[Dataset records]
((
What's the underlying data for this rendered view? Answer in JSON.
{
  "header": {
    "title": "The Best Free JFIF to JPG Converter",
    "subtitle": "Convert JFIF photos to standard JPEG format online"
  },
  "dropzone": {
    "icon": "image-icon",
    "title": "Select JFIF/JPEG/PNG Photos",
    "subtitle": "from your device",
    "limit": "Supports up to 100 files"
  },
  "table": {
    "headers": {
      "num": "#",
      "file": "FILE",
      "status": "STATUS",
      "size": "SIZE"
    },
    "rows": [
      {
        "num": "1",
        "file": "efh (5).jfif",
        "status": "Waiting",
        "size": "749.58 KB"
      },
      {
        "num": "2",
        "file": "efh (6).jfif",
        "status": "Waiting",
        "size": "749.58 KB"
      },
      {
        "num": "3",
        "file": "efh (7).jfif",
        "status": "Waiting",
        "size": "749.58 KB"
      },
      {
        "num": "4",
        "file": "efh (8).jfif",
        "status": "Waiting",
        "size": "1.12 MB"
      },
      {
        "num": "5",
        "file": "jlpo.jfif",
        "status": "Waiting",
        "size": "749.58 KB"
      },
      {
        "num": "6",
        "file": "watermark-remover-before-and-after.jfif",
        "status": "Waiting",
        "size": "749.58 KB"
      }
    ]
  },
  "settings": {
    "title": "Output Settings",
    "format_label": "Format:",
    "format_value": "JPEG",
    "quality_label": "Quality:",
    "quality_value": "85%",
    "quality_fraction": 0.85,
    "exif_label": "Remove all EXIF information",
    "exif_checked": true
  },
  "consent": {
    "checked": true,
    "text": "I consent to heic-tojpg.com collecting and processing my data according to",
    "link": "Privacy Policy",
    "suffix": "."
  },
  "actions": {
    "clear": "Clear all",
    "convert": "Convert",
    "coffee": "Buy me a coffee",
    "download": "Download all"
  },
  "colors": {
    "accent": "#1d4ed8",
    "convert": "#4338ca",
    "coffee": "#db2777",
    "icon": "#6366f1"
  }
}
))
Look through the entries and return every line where "consent" appears.

  "consent": {
    "text": "I consent to heic-tojpg.com collecting and processing my data according to",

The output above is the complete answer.